Problem requirements:
Check each line of the material below for "this", then copy the ones that contain it.

Data shown:

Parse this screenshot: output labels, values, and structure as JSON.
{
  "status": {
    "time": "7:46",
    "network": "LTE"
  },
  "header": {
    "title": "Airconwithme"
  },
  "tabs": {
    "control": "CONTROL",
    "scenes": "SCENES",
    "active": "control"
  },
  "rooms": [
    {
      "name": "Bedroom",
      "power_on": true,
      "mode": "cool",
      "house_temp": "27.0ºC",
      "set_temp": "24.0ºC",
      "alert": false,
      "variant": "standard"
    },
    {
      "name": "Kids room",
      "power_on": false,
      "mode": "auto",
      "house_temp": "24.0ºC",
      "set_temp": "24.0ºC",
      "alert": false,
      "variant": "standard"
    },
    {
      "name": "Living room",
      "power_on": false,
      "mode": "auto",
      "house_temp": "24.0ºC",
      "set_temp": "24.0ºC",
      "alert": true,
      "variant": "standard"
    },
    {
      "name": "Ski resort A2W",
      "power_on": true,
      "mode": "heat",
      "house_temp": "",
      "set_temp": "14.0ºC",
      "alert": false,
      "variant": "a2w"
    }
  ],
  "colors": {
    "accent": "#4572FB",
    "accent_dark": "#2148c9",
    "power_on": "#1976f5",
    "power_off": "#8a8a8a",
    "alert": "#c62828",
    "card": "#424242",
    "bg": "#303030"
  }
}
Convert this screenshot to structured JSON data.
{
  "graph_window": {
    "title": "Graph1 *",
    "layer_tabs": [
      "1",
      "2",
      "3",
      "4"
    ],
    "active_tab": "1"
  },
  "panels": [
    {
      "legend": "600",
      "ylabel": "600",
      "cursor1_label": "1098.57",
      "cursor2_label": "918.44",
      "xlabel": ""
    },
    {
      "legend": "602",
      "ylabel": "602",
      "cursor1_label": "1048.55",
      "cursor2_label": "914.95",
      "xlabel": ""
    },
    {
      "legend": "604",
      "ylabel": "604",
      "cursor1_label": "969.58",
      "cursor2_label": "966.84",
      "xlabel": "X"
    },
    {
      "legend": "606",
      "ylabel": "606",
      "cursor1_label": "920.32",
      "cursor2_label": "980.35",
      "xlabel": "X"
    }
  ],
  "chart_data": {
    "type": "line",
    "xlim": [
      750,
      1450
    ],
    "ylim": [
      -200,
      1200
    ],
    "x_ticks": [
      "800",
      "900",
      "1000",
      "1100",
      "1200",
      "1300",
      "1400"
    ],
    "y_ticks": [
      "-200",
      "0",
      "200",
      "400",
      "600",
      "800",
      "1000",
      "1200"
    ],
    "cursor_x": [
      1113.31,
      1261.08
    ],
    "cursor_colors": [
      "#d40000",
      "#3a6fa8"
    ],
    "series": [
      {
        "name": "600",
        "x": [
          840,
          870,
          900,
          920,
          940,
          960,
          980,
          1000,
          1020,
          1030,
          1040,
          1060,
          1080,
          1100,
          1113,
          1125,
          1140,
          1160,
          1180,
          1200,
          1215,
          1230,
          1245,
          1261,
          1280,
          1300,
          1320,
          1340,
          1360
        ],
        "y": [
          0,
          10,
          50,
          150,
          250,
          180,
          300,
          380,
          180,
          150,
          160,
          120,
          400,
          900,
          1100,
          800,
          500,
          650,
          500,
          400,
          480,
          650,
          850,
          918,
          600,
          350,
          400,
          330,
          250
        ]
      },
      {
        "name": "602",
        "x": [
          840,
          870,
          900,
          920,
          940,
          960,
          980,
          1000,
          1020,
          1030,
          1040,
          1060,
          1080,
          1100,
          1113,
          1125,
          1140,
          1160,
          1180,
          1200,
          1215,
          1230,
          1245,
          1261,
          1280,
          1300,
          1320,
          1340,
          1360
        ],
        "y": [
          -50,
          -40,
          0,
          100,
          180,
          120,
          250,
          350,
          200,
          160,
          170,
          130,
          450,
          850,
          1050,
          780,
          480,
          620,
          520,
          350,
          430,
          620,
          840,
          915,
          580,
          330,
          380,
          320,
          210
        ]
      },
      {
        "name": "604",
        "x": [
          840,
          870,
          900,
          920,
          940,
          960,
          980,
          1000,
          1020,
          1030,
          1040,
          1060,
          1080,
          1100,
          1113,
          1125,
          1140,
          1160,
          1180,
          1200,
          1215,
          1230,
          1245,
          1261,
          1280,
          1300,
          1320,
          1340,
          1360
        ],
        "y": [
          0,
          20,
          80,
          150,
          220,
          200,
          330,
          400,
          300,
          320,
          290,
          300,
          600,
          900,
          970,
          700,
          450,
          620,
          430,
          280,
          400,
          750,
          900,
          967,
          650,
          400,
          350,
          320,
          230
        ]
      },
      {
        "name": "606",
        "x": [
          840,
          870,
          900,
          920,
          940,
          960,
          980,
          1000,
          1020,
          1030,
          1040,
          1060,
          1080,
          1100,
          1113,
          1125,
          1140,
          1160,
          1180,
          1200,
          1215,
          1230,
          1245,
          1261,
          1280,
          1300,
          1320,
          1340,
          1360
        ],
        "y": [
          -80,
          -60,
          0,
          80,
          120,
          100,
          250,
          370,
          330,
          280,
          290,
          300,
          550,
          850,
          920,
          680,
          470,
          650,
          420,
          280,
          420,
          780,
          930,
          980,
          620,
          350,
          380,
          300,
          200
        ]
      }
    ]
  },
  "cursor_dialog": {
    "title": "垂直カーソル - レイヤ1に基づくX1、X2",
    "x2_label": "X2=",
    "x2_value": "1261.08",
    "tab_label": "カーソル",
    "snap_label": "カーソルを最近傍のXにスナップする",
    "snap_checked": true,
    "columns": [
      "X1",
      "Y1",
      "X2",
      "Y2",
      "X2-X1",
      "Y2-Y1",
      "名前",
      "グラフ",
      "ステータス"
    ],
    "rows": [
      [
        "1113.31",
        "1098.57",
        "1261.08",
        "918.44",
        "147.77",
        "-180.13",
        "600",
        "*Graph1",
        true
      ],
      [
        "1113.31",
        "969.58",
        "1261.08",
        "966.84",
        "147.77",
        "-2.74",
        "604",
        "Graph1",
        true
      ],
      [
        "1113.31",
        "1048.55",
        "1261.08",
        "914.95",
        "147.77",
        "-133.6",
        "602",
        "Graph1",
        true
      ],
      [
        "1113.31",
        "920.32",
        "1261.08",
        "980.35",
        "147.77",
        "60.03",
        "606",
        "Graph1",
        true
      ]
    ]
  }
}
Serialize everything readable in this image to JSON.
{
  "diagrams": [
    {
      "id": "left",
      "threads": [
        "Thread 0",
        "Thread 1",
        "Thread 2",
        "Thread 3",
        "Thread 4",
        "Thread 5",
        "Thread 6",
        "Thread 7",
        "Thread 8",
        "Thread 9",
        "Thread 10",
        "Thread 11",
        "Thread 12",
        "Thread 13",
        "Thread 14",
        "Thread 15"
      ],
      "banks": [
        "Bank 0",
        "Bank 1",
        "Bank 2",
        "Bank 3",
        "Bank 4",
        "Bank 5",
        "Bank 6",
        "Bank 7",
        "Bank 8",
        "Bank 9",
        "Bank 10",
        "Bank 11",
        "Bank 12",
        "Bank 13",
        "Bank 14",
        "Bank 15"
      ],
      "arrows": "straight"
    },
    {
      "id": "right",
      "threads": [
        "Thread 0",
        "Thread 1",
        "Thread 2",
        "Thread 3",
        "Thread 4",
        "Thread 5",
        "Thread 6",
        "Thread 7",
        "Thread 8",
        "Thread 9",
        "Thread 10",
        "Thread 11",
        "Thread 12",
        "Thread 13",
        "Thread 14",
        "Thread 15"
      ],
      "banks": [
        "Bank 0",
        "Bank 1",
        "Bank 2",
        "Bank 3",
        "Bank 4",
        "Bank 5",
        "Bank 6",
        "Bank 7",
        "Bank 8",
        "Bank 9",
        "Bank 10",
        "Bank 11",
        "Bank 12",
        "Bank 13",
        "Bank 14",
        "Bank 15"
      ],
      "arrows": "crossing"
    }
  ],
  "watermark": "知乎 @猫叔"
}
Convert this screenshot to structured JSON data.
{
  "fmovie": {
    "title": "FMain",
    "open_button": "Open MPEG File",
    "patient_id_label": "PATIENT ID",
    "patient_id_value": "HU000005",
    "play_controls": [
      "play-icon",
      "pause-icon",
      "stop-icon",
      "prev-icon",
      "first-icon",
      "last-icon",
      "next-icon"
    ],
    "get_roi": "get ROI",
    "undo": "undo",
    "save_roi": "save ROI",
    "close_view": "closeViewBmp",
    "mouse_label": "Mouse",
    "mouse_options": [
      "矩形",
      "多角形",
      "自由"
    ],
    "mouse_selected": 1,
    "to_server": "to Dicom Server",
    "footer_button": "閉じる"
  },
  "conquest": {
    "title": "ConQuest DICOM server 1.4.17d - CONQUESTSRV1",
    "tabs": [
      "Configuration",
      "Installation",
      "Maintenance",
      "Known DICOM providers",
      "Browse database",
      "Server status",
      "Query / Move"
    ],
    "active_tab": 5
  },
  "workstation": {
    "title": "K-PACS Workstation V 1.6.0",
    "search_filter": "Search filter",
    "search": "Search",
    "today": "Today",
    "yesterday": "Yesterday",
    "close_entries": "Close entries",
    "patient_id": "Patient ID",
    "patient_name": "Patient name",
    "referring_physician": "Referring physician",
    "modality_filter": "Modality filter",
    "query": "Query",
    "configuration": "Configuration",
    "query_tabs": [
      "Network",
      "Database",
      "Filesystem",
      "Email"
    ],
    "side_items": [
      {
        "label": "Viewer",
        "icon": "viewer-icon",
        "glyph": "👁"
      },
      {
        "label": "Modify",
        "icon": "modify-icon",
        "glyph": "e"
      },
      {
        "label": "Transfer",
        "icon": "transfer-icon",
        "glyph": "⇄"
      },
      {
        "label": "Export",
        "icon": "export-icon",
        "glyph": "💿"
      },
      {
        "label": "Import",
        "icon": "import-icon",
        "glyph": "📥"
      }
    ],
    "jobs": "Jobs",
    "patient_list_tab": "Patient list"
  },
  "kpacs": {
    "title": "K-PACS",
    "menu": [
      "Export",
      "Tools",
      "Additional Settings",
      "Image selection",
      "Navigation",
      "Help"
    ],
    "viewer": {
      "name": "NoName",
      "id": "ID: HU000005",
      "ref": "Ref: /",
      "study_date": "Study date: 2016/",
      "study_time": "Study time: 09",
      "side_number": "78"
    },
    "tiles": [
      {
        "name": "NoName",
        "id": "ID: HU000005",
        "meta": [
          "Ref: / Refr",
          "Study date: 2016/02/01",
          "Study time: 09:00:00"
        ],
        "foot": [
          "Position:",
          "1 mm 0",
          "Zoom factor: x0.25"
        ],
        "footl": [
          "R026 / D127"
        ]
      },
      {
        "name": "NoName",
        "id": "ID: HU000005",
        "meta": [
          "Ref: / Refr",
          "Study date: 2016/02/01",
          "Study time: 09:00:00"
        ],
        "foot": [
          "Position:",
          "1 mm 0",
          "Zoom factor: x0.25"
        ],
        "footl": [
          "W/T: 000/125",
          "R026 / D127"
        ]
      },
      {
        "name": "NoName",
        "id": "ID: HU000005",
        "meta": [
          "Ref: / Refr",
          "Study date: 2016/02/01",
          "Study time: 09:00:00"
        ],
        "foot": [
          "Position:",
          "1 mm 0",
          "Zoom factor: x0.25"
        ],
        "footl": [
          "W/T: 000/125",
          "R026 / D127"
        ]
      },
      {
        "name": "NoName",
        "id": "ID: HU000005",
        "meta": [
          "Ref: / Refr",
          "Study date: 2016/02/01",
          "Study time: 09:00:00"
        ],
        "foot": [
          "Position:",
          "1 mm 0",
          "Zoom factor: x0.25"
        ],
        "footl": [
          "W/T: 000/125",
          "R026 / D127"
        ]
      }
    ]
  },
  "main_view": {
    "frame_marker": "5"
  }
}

Result:
Parse this screenshot: output labels, values, and structure as JSON.
Convert this screenshot to structured JSON data.
Serialize everything readable in this image to JSON.
Convert this screenshot to structured JSON data.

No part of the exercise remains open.